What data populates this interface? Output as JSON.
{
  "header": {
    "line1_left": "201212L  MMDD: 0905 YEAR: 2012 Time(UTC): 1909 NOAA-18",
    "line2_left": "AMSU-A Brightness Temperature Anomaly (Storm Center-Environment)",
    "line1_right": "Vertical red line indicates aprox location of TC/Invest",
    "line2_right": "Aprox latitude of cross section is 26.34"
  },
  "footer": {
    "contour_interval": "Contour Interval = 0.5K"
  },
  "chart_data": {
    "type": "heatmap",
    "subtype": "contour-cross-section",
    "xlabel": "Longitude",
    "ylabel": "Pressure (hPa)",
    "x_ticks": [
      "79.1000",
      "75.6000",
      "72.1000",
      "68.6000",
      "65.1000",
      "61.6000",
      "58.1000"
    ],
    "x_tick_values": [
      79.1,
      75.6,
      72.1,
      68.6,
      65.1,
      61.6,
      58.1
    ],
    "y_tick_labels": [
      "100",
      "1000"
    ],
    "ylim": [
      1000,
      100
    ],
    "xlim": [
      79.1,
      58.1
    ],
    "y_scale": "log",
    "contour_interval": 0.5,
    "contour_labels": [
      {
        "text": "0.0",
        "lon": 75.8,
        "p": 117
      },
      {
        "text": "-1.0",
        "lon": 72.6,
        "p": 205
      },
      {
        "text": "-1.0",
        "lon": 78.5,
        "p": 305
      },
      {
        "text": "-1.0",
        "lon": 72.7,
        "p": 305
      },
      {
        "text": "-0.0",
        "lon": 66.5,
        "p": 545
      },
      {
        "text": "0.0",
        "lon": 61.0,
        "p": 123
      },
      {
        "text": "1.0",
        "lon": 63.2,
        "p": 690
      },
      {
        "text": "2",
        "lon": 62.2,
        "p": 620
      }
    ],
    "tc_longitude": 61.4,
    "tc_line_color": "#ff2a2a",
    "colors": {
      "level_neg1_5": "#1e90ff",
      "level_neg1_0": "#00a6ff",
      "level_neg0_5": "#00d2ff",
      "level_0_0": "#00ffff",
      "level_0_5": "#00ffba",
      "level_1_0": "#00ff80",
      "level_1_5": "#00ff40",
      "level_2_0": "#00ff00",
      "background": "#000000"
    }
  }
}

- - - - - - -

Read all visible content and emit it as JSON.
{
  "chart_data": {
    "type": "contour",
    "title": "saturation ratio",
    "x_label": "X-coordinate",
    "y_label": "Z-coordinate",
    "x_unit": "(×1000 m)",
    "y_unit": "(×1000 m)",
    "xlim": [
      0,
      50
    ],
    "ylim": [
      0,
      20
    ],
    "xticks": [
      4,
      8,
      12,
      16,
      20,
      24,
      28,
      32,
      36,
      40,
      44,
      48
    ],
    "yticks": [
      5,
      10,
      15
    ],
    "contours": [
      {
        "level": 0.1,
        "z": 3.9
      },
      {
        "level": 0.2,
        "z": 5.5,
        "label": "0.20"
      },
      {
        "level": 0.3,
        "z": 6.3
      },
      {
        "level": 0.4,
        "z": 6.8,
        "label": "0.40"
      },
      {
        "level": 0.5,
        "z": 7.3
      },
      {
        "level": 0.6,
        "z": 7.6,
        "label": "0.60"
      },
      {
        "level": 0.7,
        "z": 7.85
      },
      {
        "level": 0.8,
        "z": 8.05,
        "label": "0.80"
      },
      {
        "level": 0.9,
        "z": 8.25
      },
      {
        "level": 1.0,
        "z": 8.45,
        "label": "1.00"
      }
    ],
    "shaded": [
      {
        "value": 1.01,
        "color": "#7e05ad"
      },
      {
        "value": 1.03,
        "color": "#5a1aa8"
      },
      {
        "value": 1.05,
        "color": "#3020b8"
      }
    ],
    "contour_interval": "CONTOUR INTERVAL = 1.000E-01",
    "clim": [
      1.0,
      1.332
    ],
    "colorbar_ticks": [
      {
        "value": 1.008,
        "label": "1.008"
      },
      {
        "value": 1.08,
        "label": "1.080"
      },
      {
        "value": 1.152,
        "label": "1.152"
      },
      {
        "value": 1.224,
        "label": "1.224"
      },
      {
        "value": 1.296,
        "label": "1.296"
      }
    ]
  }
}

- - - - - - -

EXERCISE OBJECTIVE | Count the lines of the material that include the word "coordinate", then state only the total.

SOLUTION TO THE PROBLEM | 2